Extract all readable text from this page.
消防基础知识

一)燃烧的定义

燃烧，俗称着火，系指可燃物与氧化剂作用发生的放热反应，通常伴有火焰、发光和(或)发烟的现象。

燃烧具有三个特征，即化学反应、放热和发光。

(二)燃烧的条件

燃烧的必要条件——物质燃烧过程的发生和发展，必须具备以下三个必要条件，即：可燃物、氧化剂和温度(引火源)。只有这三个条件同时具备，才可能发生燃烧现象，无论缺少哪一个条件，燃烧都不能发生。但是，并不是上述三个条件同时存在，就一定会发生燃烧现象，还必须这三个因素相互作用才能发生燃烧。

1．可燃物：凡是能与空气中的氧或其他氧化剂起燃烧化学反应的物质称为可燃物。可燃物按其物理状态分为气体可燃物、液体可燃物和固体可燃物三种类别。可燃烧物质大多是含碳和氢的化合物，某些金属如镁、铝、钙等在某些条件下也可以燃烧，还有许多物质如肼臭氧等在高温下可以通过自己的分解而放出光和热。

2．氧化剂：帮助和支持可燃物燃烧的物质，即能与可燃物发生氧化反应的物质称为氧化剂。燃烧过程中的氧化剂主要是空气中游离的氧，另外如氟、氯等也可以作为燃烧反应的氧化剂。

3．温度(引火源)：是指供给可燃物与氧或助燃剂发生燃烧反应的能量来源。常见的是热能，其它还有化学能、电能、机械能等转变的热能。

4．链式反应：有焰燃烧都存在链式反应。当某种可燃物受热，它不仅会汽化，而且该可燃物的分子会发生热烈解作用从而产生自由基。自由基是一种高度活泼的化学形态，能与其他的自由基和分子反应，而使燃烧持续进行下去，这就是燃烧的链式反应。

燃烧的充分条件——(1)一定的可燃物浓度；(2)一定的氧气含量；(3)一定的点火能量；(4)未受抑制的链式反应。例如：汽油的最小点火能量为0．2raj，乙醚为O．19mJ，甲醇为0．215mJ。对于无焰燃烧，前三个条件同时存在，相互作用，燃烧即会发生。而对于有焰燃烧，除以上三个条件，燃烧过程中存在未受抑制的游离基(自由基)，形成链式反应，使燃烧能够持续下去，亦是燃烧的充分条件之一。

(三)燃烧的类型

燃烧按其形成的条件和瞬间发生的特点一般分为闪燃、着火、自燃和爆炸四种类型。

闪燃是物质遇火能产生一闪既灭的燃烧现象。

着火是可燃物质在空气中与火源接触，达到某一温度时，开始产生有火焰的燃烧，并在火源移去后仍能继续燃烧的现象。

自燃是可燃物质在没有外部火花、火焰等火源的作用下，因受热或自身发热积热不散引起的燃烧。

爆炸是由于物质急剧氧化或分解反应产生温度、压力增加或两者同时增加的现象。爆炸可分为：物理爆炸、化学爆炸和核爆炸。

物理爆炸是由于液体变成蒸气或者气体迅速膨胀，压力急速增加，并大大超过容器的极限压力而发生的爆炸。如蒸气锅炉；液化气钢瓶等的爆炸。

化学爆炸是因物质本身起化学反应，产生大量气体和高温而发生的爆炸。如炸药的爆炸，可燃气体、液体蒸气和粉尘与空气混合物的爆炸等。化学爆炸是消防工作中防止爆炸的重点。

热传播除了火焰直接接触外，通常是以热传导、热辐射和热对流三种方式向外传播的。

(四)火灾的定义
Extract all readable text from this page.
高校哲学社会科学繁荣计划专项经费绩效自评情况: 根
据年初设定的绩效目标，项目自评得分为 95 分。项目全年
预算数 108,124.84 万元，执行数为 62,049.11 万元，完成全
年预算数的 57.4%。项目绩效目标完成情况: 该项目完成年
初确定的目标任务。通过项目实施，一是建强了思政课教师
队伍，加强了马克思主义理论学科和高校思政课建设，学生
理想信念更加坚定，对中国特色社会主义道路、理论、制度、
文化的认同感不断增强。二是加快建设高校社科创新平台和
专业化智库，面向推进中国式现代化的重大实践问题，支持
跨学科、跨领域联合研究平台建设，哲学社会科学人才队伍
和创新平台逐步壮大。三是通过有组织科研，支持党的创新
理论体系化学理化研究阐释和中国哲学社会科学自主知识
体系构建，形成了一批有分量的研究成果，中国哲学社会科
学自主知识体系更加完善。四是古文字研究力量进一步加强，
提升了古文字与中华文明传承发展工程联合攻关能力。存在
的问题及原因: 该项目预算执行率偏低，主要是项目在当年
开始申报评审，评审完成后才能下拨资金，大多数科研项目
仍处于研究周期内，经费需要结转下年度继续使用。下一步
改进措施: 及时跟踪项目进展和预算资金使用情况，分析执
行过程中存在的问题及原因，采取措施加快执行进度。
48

┄┄┄┄┄┄┄┄┄┄

EXERCISE:
Write out every entry above, word for word.

COMPLETE RESPONSE:
Extract all readable text from this page.
消防基础知识

一)燃烧的定义

燃烧，俗称着火，系指可燃物与氧化剂作用发生的放热反应，通常伴有火焰、发光和(或)发烟的现象。

燃烧具有三个特征，即化学反应、放热和发光。

(二)燃烧的条件

燃烧的必要条件——物质燃烧过程的发生和发展，必须具备以下三个必要条件，即：可燃物、氧化剂和温度(引火源)。只有这三个条件同时具备，才可能发生燃烧现象，无论缺少哪一个条件，燃烧都不能发生。但是，并不是上述三个条件同时存在，就一定会发生燃烧现象，还必须这三个因素相互作用才能发生燃烧。

1．可燃物：凡是能与空气中的氧或其他氧化剂起燃烧化学反应的物质称为可燃物。可燃物按其物理状态分为气体可燃物、液体可燃物和固体可燃物三种类别。可燃烧物质大多是含碳和氢的化合物，某些金属如镁、铝、钙等在某些条件下也可以燃烧，还有许多物质如肼臭氧等在高温下可以通过自己的分解而放出光和热。

2．氧化剂：帮助和支持可燃物燃烧的物质，即能与可燃物发生氧化反应的物质称为氧化剂。燃烧过程中的氧化剂主要是空气中游离的氧，另外如氟、氯等也可以作为燃烧反应的氧化剂。

3．温度(引火源)：是指供给可燃物与氧或助燃剂发生燃烧反应的能量来源。常见的是热能，其它还有化学能、电能、机械能等转变的热能。

4．链式反应：有焰燃烧都存在链式反应。当某种可燃物受热，它不仅会汽化，而且该可燃物的分子会发生热烈解作用从而产生自由基。自由基是一种高度活泼的化学形态，能与其他的自由基和分子反应，而使燃烧持续进行下去，这就是燃烧的链式反应。

燃烧的充分条件——(1)一定的可燃物浓度；(2)一定的氧气含量；(3)一定的点火能量；(4)未受抑制的链式反应。例如：汽油的最小点火能量为0．2raj，乙醚为O．19mJ，甲醇为0．215mJ。对于无焰燃烧，前三个条件同时存在，相互作用，燃烧即会发生。而对于有焰燃烧，除以上三个条件，燃烧过程中存在未受抑制的游离基(自由基)，形成链式反应，使燃烧能够持续下去，亦是燃烧的充分条件之一。

(三)燃烧的类型

燃烧按其形成的条件和瞬间发生的特点一般分为闪燃、着火、自燃和爆炸四种类型。

闪燃是物质遇火能产生一闪既灭的燃烧现象。

着火是可燃物质在空气中与火源接触，达到某一温度时，开始产生有火焰的燃烧，并在火源移去后仍能继续燃烧的现象。

自燃是可燃物质在没有外部火花、火焰等火源的作用下，因受热或自身发热积热不散引起的燃烧。

爆炸是由于物质急剧氧化或分解反应产生温度、压力增加或两者同时增加的现象。爆炸可分为：物理爆炸、化学爆炸和核爆炸。

物理爆炸是由于液体变成蒸气或者气体迅速膨胀，压力急速增加，并大大超过容器的极限压力而发生的爆炸。如蒸气锅炉；液化气钢瓶等的爆炸。

化学爆炸是因物质本身起化学反应，产生大量气体和高温而发生的爆炸。如炸药的爆炸，可燃气体、液体蒸气和粉尘与空气混合物的爆炸等。化学爆炸是消防工作中防止爆炸的重点。

热传播除了火焰直接接触外，通常是以热传导、热辐射和热对流三种方式向外传播的。

(四)火灾的定义
Extract all readable text from this page.
高校哲学社会科学繁荣计划专项经费绩效自评情况: 根
据年初设定的绩效目标，项目自评得分为 95 分。项目全年
预算数 108,124.84 万元，执行数为 62,049.11 万元，完成全
年预算数的 57.4%。项目绩效目标完成情况: 该项目完成年
初确定的目标任务。通过项目实施，一是建强了思政课教师
队伍，加强了马克思主义理论学科和高校思政课建设，学生
理想信念更加坚定，对中国特色社会主义道路、理论、制度、
文化的认同感不断增强。二是加快建设高校社科创新平台和
专业化智库，面向推进中国式现代化的重大实践问题，支持
跨学科、跨领域联合研究平台建设，哲学社会科学人才队伍
和创新平台逐步壮大。三是通过有组织科研，支持党的创新
理论体系化学理化研究阐释和中国哲学社会科学自主知识
体系构建，形成了一批有分量的研究成果，中国哲学社会科
学自主知识体系更加完善。四是古文字研究力量进一步加强，
提升了古文字与中华文明传承发展工程联合攻关能力。存在
的问题及原因: 该项目预算执行率偏低，主要是项目在当年
开始申报评审，评审完成后才能下拨资金，大多数科研项目
仍处于研究周期内，经费需要结转下年度继续使用。下一步
改进措施: 及时跟踪项目进展和预算资金使用情况，分析执
行过程中存在的问题及原因，采取措施加快执行进度。
48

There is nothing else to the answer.